Records for processing:
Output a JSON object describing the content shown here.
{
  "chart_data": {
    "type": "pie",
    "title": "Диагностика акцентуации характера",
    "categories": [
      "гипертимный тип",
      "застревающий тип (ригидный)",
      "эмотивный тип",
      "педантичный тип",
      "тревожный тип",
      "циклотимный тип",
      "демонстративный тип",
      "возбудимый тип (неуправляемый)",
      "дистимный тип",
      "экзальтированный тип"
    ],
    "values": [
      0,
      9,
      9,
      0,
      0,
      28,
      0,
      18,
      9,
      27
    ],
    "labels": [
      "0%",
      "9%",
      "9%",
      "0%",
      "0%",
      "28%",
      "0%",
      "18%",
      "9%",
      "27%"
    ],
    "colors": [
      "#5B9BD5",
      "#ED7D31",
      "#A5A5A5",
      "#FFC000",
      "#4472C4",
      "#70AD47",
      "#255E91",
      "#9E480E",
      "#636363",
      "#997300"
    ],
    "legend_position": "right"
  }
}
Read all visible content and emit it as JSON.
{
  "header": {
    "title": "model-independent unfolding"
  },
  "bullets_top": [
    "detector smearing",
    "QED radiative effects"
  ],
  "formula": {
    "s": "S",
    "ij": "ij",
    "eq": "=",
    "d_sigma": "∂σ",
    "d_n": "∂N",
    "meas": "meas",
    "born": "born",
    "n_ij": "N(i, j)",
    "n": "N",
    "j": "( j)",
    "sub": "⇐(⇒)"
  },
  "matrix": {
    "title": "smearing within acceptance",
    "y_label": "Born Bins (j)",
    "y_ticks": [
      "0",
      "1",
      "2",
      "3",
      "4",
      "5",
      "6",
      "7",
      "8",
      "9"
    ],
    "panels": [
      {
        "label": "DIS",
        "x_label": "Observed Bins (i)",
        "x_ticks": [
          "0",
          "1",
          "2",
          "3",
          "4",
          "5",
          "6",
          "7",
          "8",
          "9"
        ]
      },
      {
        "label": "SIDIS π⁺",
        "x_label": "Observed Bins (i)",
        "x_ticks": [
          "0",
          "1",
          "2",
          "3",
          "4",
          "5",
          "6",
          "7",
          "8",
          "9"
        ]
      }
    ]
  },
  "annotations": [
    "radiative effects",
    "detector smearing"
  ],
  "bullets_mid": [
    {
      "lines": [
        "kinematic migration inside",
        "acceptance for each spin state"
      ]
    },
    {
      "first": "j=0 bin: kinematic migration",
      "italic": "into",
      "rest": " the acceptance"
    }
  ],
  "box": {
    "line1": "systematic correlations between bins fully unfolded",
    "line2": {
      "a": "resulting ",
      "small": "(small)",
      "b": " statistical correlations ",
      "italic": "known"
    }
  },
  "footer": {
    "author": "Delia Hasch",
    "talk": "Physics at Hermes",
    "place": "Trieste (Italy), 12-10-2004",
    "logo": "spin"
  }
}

What the task asks: Please set down each line of the records exactly as given.

Expected answer:
Output a JSON object describing the content shown here.
{
  "chart_data": {
    "type": "pie",
    "title": "Диагностика акцентуации характера",
    "categories": [
      "гипертимный тип",
      "застревающий тип (ригидный)",
      "эмотивный тип",
      "педантичный тип",
      "тревожный тип",
      "циклотимный тип",
      "демонстративный тип",
      "возбудимый тип (неуправляемый)",
      "дистимный тип",
      "экзальтированный тип"
    ],
    "values": [
      0,
      9,
      9,
      0,
      0,
      28,
      0,
      18,
      9,
      27
    ],
    "labels": [
      "0%",
      "9%",
      "9%",
      "0%",
      "0%",
      "28%",
      "0%",
      "18%",
      "9%",
      "27%"
    ],
    "colors": [
      "#5B9BD5",
      "#ED7D31",
      "#A5A5A5",
      "#FFC000",
      "#4472C4",
      "#70AD47",
      "#255E91",
      "#9E480E",
      "#636363",
      "#997300"
    ],
    "legend_position": "right"
  }
}
Read all visible content and emit it as JSON.
{
  "header": {
    "title": "model-independent unfolding"
  },
  "bullets_top": [
    "detector smearing",
    "QED radiative effects"
  ],
  "formula": {
    "s": "S",
    "ij": "ij",
    "eq": "=",
    "d_sigma": "∂σ",
    "d_n": "∂N",
    "meas": "meas",
    "born": "born",
    "n_ij": "N(i, j)",
    "n": "N",
    "j": "( j)",
    "sub": "⇐(⇒)"
  },
  "matrix": {
    "title": "smearing within acceptance",
    "y_label": "Born Bins (j)",
    "y_ticks": [
      "0",
      "1",
      "2",
      "3",
      "4",
      "5",
      "6",
      "7",
      "8",
      "9"
    ],
    "panels": [
      {
        "label": "DIS",
        "x_label": "Observed Bins (i)",
        "x_ticks": [
          "0",
          "1",
          "2",
          "3",
          "4",
          "5",
          "6",
          "7",
          "8",
          "9"
        ]
      },
      {
        "label": "SIDIS π⁺",
        "x_label": "Observed Bins (i)",
        "x_ticks": [
          "0",
          "1",
          "2",
          "3",
          "4",
          "5",
          "6",
          "7",
          "8",
          "9"
        ]
      }
    ]
  },
  "annotations": [
    "radiative effects",
    "detector smearing"
  ],
  "bullets_mid": [
    {
      "lines": [
        "kinematic migration inside",
        "acceptance for each spin state"
      ]
    },
    {
      "first": "j=0 bin: kinematic migration",
      "italic": "into",
      "rest": " the acceptance"
    }
  ],
  "box": {
    "line1": "systematic correlations between bins fully unfolded",
    "line2": {
      "a": "resulting ",
      "small": "(small)",
      "b": " statistical correlations ",
      "italic": "known"
    }
  },
  "footer": {
    "author": "Delia Hasch",
    "talk": "Physics at Hermes",
    "place": "Trieste (Italy), 12-10-2004",
    "logo": "spin"
  }
}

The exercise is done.